EXERCISE INSTRUCTIONS: Render the stretch of the material from the line containing "Patent image size: (1045, 718)." through the line containing "The diverted treatment" as a numbered list, leaving out blank lines.

WORKING DATA:
◇ ◇ ◇ ◇ ◇ ◇ ◇

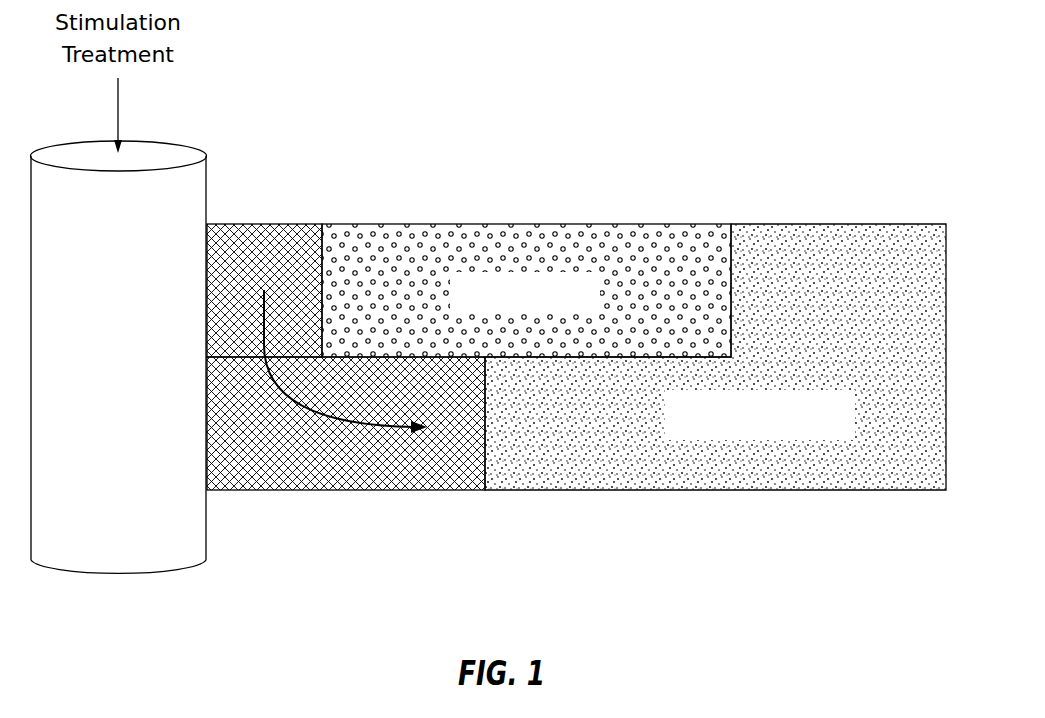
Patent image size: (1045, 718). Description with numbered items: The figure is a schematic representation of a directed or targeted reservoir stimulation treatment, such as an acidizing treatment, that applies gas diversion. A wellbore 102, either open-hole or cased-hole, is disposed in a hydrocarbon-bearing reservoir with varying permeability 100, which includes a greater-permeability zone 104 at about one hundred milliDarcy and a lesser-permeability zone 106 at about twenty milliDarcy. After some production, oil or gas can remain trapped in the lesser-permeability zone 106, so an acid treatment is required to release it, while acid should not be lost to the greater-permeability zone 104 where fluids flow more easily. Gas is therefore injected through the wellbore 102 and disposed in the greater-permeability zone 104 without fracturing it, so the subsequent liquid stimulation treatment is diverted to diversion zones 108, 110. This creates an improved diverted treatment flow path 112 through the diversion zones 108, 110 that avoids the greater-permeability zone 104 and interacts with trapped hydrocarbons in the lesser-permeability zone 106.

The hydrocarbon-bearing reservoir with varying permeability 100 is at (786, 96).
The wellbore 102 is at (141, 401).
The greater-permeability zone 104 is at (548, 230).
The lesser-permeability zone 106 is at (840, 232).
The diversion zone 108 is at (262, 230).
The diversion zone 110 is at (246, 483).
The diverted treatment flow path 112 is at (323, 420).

◇ ◇ ◇ ◇ ◇ ◇ ◇

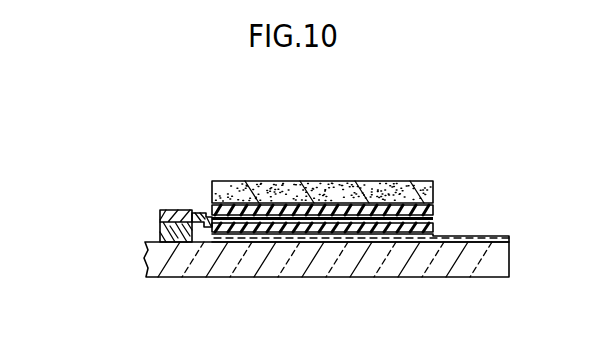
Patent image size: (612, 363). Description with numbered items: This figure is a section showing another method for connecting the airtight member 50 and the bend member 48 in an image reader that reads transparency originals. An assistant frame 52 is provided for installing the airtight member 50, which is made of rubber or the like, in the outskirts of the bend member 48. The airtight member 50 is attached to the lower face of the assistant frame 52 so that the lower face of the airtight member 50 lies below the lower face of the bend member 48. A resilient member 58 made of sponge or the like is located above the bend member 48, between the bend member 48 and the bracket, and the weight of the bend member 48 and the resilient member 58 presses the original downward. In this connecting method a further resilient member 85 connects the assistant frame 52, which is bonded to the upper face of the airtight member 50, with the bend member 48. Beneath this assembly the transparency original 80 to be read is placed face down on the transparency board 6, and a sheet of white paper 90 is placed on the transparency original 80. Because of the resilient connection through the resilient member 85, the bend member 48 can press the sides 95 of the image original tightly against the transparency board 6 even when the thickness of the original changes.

◇ ◇ ◇ ◇ ◇ ◇ ◇

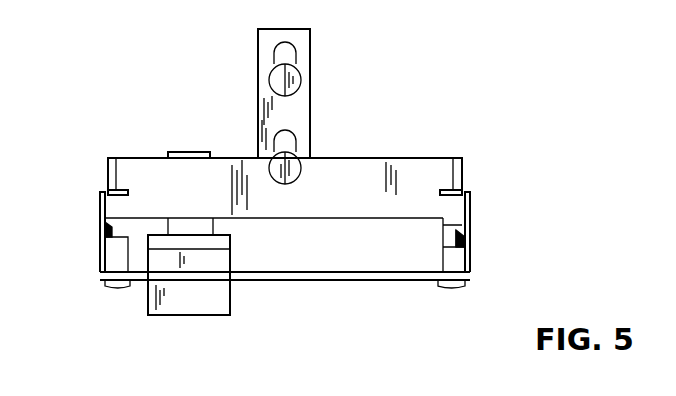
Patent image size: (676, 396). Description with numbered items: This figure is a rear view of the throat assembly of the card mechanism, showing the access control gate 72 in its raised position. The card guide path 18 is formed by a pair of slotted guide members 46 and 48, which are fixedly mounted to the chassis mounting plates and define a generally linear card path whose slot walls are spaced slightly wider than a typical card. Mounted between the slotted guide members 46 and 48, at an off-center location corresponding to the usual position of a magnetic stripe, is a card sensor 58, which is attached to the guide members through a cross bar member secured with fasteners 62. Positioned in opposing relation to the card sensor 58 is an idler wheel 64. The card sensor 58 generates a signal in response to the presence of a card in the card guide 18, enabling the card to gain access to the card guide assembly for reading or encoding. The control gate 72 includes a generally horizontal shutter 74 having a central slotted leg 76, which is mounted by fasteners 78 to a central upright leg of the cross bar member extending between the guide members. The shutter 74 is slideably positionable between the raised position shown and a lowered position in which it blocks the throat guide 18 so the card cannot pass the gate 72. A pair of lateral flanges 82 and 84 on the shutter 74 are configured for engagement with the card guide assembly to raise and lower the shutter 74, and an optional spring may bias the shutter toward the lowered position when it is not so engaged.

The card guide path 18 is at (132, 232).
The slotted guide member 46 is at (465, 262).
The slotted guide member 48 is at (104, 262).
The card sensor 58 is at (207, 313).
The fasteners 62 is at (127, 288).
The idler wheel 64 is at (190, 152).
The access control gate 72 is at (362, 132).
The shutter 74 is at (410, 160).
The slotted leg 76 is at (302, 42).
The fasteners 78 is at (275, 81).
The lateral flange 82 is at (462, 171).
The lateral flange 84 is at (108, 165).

◇ ◇ ◇ ◇ ◇ ◇ ◇

CORRECT RESULT:
1. Patent image size: (1045, 718). Description with numbered items: The figure is a schematic representation of a directed or targeted reservoir stimulation treatment, such as an acidizing treatment, that applies gas diversion. A wellbore 102, either open-hole or cased-hole, is disposed in a hydrocarbon-bearing reservoir with varying permeability 100, which includes a greater-permeability zone 104 at about one hundred milliDarcy and a lesser-permeability zone 106 at about twenty milliDarcy. After some production, oil or gas can remain trapped in the lesser-permeability zone 106, so an acid treatment is required to release it, while acid should not be lost to the greater-permeability zone 104 where fluids flow more easily. Gas is therefore injected through the wellbore 102 and disposed in the greater-permeability zone 104 without fracturing it, so the subsequent liquid stimulation treatment is diverted to diversion zones 108, 110. This creates an improved diverted treatment flow path 112 through the diversion zones 108, 110 that avoids the greater-permeability zone 104 and interacts with trapped hydrocarbons in the lesser-permeability zone 106.
2. The hydrocarbon-bearing reservoir with varying permeability 100 is at (786, 96).
3. The wellbore 102 is at (141, 401).
4. The greater-permeability zone 104 is at (548, 230).
5. The lesser-permeability zone 106 is at (840, 232).
6. The diversion zone 108 is at (262, 230).
7. The diversion zone 110 is at (246, 483).
8. The diverted treatment flow path 112 is at (323, 420).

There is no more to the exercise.